-- start of Listed records --
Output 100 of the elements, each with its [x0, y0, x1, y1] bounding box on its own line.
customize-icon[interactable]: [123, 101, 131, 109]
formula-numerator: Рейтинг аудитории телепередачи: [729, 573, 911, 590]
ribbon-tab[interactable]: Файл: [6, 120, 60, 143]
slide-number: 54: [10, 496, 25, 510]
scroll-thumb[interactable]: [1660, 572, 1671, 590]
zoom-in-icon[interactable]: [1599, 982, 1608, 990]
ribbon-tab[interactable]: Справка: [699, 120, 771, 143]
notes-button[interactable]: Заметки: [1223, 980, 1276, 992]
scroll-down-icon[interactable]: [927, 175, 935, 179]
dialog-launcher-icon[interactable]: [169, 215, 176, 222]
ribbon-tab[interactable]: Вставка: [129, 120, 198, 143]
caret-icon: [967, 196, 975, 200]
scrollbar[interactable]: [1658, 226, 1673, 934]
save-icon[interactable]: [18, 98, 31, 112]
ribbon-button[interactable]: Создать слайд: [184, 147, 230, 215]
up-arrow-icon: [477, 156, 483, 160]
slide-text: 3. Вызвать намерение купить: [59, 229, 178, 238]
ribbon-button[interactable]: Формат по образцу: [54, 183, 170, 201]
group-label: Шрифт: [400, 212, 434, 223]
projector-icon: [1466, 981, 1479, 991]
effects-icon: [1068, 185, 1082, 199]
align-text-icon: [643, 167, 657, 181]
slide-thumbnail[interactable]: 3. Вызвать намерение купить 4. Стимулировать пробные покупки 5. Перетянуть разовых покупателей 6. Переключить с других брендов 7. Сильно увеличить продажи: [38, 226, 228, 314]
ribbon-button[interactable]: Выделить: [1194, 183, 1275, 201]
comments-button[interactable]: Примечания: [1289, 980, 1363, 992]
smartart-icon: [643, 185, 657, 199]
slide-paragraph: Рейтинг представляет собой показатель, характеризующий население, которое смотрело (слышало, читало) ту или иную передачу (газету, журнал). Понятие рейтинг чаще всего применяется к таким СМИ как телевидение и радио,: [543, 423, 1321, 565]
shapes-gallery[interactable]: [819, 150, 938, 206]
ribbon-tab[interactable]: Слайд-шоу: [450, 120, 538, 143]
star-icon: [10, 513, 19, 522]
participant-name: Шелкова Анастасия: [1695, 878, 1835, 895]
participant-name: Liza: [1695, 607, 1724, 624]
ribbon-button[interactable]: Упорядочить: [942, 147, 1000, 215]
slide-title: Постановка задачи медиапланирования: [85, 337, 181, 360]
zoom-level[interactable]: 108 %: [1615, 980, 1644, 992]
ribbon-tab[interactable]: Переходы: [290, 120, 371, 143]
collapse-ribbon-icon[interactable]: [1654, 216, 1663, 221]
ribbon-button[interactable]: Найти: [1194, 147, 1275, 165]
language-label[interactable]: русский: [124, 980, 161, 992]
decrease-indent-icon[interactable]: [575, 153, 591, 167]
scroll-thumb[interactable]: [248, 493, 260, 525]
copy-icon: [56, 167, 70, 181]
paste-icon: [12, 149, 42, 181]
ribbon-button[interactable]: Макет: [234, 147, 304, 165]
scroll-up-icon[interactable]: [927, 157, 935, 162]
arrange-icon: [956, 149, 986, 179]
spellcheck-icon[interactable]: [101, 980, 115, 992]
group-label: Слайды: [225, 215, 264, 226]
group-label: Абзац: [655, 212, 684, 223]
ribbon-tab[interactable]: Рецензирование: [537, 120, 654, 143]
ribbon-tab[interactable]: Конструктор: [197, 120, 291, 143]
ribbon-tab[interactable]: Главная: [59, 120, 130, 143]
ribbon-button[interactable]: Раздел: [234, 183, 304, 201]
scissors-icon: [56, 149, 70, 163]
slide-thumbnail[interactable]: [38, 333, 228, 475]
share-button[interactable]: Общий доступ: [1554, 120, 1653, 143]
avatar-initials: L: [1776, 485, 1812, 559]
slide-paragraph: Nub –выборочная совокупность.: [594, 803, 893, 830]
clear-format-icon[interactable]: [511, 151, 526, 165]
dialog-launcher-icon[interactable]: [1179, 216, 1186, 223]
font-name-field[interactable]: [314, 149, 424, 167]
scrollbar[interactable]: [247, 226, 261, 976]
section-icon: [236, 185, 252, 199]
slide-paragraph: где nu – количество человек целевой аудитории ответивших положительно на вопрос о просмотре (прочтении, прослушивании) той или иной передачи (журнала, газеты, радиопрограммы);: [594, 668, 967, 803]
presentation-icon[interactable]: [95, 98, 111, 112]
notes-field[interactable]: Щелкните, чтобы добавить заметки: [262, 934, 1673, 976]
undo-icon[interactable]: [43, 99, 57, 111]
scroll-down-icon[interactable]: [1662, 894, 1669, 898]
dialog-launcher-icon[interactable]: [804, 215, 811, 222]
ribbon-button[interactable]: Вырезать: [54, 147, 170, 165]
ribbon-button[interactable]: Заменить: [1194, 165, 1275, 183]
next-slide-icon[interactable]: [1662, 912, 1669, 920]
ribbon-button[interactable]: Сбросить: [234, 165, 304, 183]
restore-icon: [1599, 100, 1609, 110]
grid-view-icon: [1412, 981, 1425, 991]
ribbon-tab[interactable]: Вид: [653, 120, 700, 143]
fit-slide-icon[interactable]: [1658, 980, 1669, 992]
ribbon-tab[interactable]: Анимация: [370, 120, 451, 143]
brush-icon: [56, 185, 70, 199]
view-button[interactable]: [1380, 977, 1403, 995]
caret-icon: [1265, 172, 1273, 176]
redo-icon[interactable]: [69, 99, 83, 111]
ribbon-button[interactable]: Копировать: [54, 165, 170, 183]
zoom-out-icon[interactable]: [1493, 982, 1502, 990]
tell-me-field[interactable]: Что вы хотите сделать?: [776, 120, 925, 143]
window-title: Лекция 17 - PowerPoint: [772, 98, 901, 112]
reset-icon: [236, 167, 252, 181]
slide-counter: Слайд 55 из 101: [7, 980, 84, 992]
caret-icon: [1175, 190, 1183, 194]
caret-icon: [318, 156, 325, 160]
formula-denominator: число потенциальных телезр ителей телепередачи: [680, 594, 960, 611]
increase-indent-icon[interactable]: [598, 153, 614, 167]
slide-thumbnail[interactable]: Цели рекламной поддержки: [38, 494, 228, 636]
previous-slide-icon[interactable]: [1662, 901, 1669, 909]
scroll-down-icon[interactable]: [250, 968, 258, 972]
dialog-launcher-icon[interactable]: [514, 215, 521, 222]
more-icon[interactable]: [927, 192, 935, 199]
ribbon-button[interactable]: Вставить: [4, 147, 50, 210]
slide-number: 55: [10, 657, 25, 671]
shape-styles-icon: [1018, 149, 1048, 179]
-- end of Listed records --
#### What the exercise asks
Render every line of the records above as a numbered list, leaving out any blank lines.

#### The output
1. Output 100 of the elements, each with its [x0, y0, x1, y1] bounding box on its own line.
2. customize-icon[interactable]: [123, 101, 131, 109]
3. formula-numerator: Рейтинг аудитории телепередачи: [729, 573, 911, 590]
4. ribbon-tab[interactable]: Файл: [6, 120, 60, 143]
5. slide-number: 54: [10, 496, 25, 510]
6. scroll-thumb[interactable]: [1660, 572, 1671, 590]
7. zoom-in-icon[interactable]: [1599, 982, 1608, 990]
8. ribbon-tab[interactable]: Справка: [699, 120, 771, 143]
9. notes-button[interactable]: Заметки: [1223, 980, 1276, 992]
10. scroll-down-icon[interactable]: [927, 175, 935, 179]
11. dialog-launcher-icon[interactable]: [169, 215, 176, 222]
12. ribbon-tab[interactable]: Вставка: [129, 120, 198, 143]
13. caret-icon: [967, 196, 975, 200]
14. scrollbar[interactable]: [1658, 226, 1673, 934]
15. save-icon[interactable]: [18, 98, 31, 112]
16. ribbon-button[interactable]: Создать слайд: [184, 147, 230, 215]
17. up-arrow-icon: [477, 156, 483, 160]
18. slide-text: 3. Вызвать намерение купить: [59, 229, 178, 238]
19. ribbon-button[interactable]: Формат по образцу: [54, 183, 170, 201]
20. group-label: Шрифт: [400, 212, 434, 223]
21. projector-icon: [1466, 981, 1479, 991]
22. effects-icon: [1068, 185, 1082, 199]
23. align-text-icon: [643, 167, 657, 181]
24. slide-thumbnail[interactable]: 3. Вызвать намерение купить 4. Стимулировать пробные покупки 5. Перетянуть разовых покупателей 6. Переключить с других брендов 7. Сильно увеличить продажи: [38, 226, 228, 314]
25. ribbon-button[interactable]: Выделить: [1194, 183, 1275, 201]
26. comments-button[interactable]: Примечания: [1289, 980, 1363, 992]
27. smartart-icon: [643, 185, 657, 199]
28. slide-paragraph: Рейтинг представляет собой показатель, характеризующий население, которое смотрело (слышало, читало) ту или иную передачу (газету, журнал). Понятие рейтинг чаще всего применяется к таким СМИ как телевидение и радио,: [543, 423, 1321, 565]
29. shapes-gallery[interactable]: [819, 150, 938, 206]
30. ribbon-tab[interactable]: Слайд-шоу: [450, 120, 538, 143]
31. star-icon: [10, 513, 19, 522]
32. participant-name: Шелкова Анастасия: [1695, 878, 1835, 895]
33. participant-name: Liza: [1695, 607, 1724, 624]
34. ribbon-button[interactable]: Упорядочить: [942, 147, 1000, 215]
35. slide-title: Постановка задачи медиапланирования: [85, 337, 181, 360]
36. zoom-level[interactable]: 108 %: [1615, 980, 1644, 992]
37. ribbon-tab[interactable]: Переходы: [290, 120, 371, 143]
38. collapse-ribbon-icon[interactable]: [1654, 216, 1663, 221]
39. ribbon-button[interactable]: Найти: [1194, 147, 1275, 165]
40. language-label[interactable]: русский: [124, 980, 161, 992]
41. decrease-indent-icon[interactable]: [575, 153, 591, 167]
42. scroll-thumb[interactable]: [248, 493, 260, 525]
43. copy-icon: [56, 167, 70, 181]
44. paste-icon: [12, 149, 42, 181]
45. ribbon-button[interactable]: Макет: [234, 147, 304, 165]
46. scroll-up-icon[interactable]: [927, 157, 935, 162]
47. arrange-icon: [956, 149, 986, 179]
48. spellcheck-icon[interactable]: [101, 980, 115, 992]
49. group-label: Слайды: [225, 215, 264, 226]
50. group-label: Абзац: [655, 212, 684, 223]
51. ribbon-tab[interactable]: Рецензирование: [537, 120, 654, 143]
52. ribbon-tab[interactable]: Конструктор: [197, 120, 291, 143]
53. ribbon-tab[interactable]: Главная: [59, 120, 130, 143]
54. ribbon-button[interactable]: Раздел: [234, 183, 304, 201]
55. scissors-icon: [56, 149, 70, 163]
56. slide-thumbnail[interactable]: [38, 333, 228, 475]
57. share-button[interactable]: Общий доступ: [1554, 120, 1653, 143]
58. avatar-initials: L: [1776, 485, 1812, 559]
59. slide-paragraph: Nub –выборочная совокупность.: [594, 803, 893, 830]
60. clear-format-icon[interactable]: [511, 151, 526, 165]
61. dialog-launcher-icon[interactable]: [1179, 216, 1186, 223]
62. font-name-field[interactable]: [314, 149, 424, 167]
63. scrollbar[interactable]: [247, 226, 261, 976]
64. section-icon: [236, 185, 252, 199]
65. slide-paragraph: где nu – количество человек целевой аудитории ответивших положительно на вопрос о просмотре (прочтении, прослушивании) той или иной передачи (журнала, газеты, радиопрограммы);: [594, 668, 967, 803]
66. presentation-icon[interactable]: [95, 98, 111, 112]
67. notes-field[interactable]: Щелкните, чтобы добавить заметки: [262, 934, 1673, 976]
68. undo-icon[interactable]: [43, 99, 57, 111]
69. scroll-down-icon[interactable]: [1662, 894, 1669, 898]
70. dialog-launcher-icon[interactable]: [804, 215, 811, 222]
71. ribbon-button[interactable]: Вырезать: [54, 147, 170, 165]
72. ribbon-button[interactable]: Заменить: [1194, 165, 1275, 183]
73. next-slide-icon[interactable]: [1662, 912, 1669, 920]
74. ribbon-button[interactable]: Сбросить: [234, 165, 304, 183]
75. restore-icon: [1599, 100, 1609, 110]
76. grid-view-icon: [1412, 981, 1425, 991]
77. ribbon-tab[interactable]: Вид: [653, 120, 700, 143]
78. fit-slide-icon[interactable]: [1658, 980, 1669, 992]
79. ribbon-tab[interactable]: Анимация: [370, 120, 451, 143]
80. brush-icon: [56, 185, 70, 199]
81. view-button[interactable]: [1380, 977, 1403, 995]
82. caret-icon: [1265, 172, 1273, 176]
83. redo-icon[interactable]: [69, 99, 83, 111]
84. ribbon-button[interactable]: Копировать: [54, 165, 170, 183]
85. zoom-out-icon[interactable]: [1493, 982, 1502, 990]
86. tell-me-field[interactable]: Что вы хотите сделать?: [776, 120, 925, 143]
87. window-title: Лекция 17 - PowerPoint: [772, 98, 901, 112]
88. reset-icon: [236, 167, 252, 181]
89. slide-counter: Слайд 55 из 101: [7, 980, 84, 992]
90. caret-icon: [1175, 190, 1183, 194]
91. caret-icon: [318, 156, 325, 160]
92. formula-denominator: число потенциальных телезр ителей телепередачи: [680, 594, 960, 611]
93. increase-indent-icon[interactable]: [598, 153, 614, 167]
94. slide-thumbnail[interactable]: Цели рекламной поддержки: [38, 494, 228, 636]
95. previous-slide-icon[interactable]: [1662, 901, 1669, 909]
96. scroll-down-icon[interactable]: [250, 968, 258, 972]
97. dialog-launcher-icon[interactable]: [514, 215, 521, 222]
98. more-icon[interactable]: [927, 192, 935, 199]
99. ribbon-button[interactable]: Вставить: [4, 147, 50, 210]
100. slide-number: 55: [10, 657, 25, 671]
101. shape-styles-icon: [1018, 149, 1048, 179]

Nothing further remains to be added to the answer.